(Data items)
==================================================
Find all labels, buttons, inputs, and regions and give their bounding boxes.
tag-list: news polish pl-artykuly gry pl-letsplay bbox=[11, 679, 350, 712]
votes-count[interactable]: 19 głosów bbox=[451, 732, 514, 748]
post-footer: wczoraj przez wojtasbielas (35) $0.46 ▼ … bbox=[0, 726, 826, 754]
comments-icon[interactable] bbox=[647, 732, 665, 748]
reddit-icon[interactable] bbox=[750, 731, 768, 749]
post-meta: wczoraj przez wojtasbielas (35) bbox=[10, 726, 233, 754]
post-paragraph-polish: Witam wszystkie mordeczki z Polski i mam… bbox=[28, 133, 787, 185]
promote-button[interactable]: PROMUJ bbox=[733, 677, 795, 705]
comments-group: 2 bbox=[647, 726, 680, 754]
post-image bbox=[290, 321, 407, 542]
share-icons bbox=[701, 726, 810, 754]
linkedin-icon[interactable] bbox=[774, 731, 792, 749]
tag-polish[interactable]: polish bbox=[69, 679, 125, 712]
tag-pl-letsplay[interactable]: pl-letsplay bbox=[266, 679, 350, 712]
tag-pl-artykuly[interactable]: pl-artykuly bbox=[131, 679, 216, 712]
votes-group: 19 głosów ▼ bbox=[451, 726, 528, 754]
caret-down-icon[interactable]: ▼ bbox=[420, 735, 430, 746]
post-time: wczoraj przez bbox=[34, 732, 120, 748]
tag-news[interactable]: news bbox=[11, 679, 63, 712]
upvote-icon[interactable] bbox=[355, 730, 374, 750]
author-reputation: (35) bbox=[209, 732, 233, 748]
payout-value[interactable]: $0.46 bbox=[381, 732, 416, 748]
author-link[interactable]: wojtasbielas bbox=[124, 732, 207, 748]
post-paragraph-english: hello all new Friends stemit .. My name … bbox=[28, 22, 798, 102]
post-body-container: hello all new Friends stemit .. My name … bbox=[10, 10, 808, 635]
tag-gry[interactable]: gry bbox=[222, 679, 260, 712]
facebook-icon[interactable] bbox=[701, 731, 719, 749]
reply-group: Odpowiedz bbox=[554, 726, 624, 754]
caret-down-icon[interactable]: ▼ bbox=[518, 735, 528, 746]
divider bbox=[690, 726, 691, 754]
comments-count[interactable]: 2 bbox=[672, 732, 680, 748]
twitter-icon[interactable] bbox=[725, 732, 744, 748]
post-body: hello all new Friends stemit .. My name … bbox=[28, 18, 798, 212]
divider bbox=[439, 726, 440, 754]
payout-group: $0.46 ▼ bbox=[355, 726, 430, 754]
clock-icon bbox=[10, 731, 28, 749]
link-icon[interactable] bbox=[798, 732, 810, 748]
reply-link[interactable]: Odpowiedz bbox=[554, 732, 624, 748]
==================================================
EXERCISE =
Put each line of the entries above into a JSON list of strings, one string per line, with blank lines left out.

PROBLEM SOLUTION =
[
  "Find all labels, buttons, inputs, and regions and give their bounding boxes.",
  "tag-list: news polish pl-artykuly gry pl-letsplay bbox=[11, 679, 350, 712]",
  "votes-count[interactable]: 19 głosów bbox=[451, 732, 514, 748]",
  "post-footer: wczoraj przez wojtasbielas (35) $0.46 ▼ … bbox=[0, 726, 826, 754]",
  "comments-icon[interactable] bbox=[647, 732, 665, 748]",
  "reddit-icon[interactable] bbox=[750, 731, 768, 749]",
  "post-meta: wczoraj przez wojtasbielas (35) bbox=[10, 726, 233, 754]",
  "post-paragraph-polish: Witam wszystkie mordeczki z Polski i mam… bbox=[28, 133, 787, 185]",
  "promote-button[interactable]: PROMUJ bbox=[733, 677, 795, 705]",
  "comments-group: 2 bbox=[647, 726, 680, 754]",
  "post-image bbox=[290, 321, 407, 542]",
  "share-icons bbox=[701, 726, 810, 754]",
  "linkedin-icon[interactable] bbox=[774, 731, 792, 749]",
  "tag-polish[interactable]: polish bbox=[69, 679, 125, 712]",
  "tag-pl-letsplay[interactable]: pl-letsplay bbox=[266, 679, 350, 712]",
  "tag-pl-artykuly[interactable]: pl-artykuly bbox=[131, 679, 216, 712]",
  "votes-group: 19 głosów ▼ bbox=[451, 726, 528, 754]",
  "caret-down-icon[interactable]: ▼ bbox=[420, 735, 430, 746]",
  "post-time: wczoraj przez bbox=[34, 732, 120, 748]",
  "tag-news[interactable]: news bbox=[11, 679, 63, 712]",
  "upvote-icon[interactable] bbox=[355, 730, 374, 750]",
  "author-reputation: (35) bbox=[209, 732, 233, 748]",
  "payout-value[interactable]: $0.46 bbox=[381, 732, 416, 748]",
  "author-link[interactable]: wojtasbielas bbox=[124, 732, 207, 748]",
  "post-paragraph-english: hello all new Friends stemit .. My name … bbox=[28, 22, 798, 102]",
  "post-body-container: hello all new Friends stemit .. My name … bbox=[10, 10, 808, 635]",
  "tag-gry[interactable]: gry bbox=[222, 679, 260, 712]",
  "facebook-icon[interactable] bbox=[701, 731, 719, 749]",
  "reply-group: Odpowiedz bbox=[554, 726, 624, 754]",
  "caret-down-icon[interactable]: ▼ bbox=[518, 735, 528, 746]",
  "divider bbox=[690, 726, 691, 754]",
  "comments-count[interactable]: 2 bbox=[672, 732, 680, 748]",
  "twitter-icon[interactable] bbox=[725, 732, 744, 748]",
  "post-body: hello all new Friends stemit .. My name … bbox=[28, 18, 798, 212]",
  "divider bbox=[439, 726, 440, 754]",
  "payout-group: $0.46 ▼ bbox=[355, 726, 430, 754]",
  "clock-icon bbox=[10, 731, 28, 749]",
  "link-icon[interactable] bbox=[798, 732, 810, 748]",
  "reply-link[interactable]: Odpowiedz bbox=[554, 732, 624, 748]"
]